WHAT THE EXERCISE ASKS: Explain why the figure legend says Bonferroni's posttest was applied to the cell-count data in panel E.

BEGIN SELECTED EXCERPT

Figure 2.

sCD74/MIF‐induced death of myofibroblasts is triggered by RIP1/RIP3‐dependent necroptosis. Cardiac wild‐type myofibroblasts were treated solitarily or simultaneously with MIF and sCD74, and lysates were taken at 10 hours. A and B, Cleaved caspase‐3 levels (Cl Casp 3) as well as (C and D) relative phosphorylation levels of receptor‐interacting serine/threonine‐protein kinase 3 (RIP3) were assessed by Western blotting and immunostaining. Instead of showing the whole blot, only relevant bands were cut out and arranged in the right order. Uncut blots are shown in Figures S3 and S4. Data represent mean±SEM of at least 3 independent experiments. Data were analyzed with a 2‐tailed, unpaired t test. ^$ P<0.05 vs control. E, Cardiac wild‐type fibroblasts were pretreated with dimethyl sulfoxide (DMSO) or a potent necroptosis inhibitor (Nec1s) for 1 hour followed by solitary or co‐treatment with sCD74 and rMIF. After 20 to 24 hours of incubation, cell numbers were quantified by trypan blue staining and automated counting. Data were analyzed with a 2‐tailed, unpaired t test and corrected for multiple comparison (n=9) using Bonferroni's posttest. Data represent mean±SEM of at least 8 independent experiments for inhibition studies. **P<0.01 DMSO vs Nec1s; ^§§§ P<0.001 vs DMSO control; ^$ P<0.05, ^$$$ P<0.001 vs Nec1s control respectively. GAPDH indicates glyceraldehyde 3‐phosphate dehydrogenase; MIF, macrophage migration inhibitory factor; pRIP3, phosphorylated RIP3; rMIF, recombinant MIF; sCD74, soluble CD74.

END SELECTED EXCERPT
BEGIN EXTRACTED ENTRIES

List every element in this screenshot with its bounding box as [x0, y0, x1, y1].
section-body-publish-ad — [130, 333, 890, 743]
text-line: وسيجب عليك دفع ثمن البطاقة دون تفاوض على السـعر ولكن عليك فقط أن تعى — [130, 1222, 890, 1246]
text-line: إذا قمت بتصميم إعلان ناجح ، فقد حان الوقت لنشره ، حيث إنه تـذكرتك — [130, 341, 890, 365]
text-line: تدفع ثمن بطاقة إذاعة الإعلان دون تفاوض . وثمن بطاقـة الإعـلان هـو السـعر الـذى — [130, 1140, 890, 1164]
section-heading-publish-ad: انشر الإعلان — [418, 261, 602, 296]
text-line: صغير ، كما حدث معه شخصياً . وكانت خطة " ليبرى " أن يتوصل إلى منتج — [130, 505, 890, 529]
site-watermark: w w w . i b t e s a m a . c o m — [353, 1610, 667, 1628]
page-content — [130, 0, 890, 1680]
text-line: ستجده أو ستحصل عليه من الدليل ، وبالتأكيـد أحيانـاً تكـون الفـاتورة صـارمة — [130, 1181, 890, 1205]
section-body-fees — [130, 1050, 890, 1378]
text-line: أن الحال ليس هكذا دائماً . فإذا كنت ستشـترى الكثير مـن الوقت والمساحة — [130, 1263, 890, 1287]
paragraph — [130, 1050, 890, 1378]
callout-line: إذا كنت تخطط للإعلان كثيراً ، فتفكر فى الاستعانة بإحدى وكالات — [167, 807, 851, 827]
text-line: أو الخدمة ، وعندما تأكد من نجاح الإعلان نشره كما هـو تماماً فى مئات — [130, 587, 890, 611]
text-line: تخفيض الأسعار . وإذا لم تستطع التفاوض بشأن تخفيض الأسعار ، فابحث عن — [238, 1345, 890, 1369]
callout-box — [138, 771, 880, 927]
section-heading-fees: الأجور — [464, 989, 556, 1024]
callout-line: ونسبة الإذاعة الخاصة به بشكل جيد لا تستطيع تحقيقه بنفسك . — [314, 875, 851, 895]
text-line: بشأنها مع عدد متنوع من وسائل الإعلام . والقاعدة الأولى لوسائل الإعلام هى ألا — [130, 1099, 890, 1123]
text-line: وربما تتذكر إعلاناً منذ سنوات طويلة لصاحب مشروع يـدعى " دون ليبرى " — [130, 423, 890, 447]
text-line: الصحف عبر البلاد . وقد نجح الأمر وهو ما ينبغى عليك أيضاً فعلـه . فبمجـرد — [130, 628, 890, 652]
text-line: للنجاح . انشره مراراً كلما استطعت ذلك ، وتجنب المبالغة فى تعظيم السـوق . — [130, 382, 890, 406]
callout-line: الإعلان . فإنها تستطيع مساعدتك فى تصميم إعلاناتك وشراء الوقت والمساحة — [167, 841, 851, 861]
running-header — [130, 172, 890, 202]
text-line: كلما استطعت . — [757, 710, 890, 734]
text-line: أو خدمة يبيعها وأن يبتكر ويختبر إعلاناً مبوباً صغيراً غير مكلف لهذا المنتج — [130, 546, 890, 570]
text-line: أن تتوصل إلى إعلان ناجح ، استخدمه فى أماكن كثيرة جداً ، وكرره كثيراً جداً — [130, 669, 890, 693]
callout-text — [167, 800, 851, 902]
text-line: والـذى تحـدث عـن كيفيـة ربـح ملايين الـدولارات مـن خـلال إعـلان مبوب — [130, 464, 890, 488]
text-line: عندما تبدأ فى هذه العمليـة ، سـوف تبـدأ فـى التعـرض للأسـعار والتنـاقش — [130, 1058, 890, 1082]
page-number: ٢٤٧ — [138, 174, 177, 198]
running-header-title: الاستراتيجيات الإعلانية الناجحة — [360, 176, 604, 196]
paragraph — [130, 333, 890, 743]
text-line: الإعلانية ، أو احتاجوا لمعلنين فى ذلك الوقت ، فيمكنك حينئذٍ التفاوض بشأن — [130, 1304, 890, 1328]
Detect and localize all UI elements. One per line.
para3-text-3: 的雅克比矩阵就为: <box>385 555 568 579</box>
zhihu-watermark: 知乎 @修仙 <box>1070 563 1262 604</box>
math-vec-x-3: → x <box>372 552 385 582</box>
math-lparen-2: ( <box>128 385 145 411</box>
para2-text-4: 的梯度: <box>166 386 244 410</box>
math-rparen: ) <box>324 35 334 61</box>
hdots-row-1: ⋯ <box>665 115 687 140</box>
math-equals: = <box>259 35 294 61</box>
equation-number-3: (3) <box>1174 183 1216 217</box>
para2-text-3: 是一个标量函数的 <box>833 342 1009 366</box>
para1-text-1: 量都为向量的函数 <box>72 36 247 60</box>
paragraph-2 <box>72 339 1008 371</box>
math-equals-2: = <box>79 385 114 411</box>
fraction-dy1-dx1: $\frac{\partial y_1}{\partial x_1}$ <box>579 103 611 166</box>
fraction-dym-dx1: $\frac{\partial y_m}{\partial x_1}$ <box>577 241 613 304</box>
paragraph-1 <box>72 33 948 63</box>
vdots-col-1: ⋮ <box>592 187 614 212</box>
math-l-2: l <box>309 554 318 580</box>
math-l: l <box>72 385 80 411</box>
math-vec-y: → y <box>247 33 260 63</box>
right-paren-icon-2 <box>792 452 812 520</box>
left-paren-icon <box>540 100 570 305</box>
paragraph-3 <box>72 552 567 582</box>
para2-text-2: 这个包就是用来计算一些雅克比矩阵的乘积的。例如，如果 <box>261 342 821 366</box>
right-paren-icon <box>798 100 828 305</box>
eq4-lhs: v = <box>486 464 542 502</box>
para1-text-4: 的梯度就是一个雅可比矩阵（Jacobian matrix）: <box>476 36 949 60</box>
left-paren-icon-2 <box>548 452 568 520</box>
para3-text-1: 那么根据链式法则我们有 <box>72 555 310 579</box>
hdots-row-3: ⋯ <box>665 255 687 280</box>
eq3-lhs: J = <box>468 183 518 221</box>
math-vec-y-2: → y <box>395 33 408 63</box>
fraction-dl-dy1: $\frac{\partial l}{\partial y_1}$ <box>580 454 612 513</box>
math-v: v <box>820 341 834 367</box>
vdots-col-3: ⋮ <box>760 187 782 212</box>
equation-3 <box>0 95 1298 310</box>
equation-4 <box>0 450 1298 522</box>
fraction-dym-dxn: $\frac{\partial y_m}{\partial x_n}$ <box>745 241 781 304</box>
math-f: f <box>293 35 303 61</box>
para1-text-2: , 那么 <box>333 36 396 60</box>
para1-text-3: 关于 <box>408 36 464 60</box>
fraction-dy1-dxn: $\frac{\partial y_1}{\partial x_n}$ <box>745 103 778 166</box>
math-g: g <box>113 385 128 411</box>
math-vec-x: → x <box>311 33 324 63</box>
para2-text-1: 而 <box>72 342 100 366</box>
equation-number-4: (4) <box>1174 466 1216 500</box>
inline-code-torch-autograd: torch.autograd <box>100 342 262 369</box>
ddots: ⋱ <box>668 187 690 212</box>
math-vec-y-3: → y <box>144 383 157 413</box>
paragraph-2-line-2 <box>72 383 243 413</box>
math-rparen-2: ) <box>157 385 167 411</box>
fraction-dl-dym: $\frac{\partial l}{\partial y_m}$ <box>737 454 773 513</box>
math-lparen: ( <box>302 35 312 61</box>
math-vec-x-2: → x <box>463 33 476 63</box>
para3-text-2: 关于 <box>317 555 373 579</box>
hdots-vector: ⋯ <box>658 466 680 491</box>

END EXTRACTED ENTRIES

TASK ANSWER: The cell counts in panel E were analyzed with a 2-tailed, unpaired t test. Bonferroni's posttest was applied to correct those results for multiple comparison (n=9).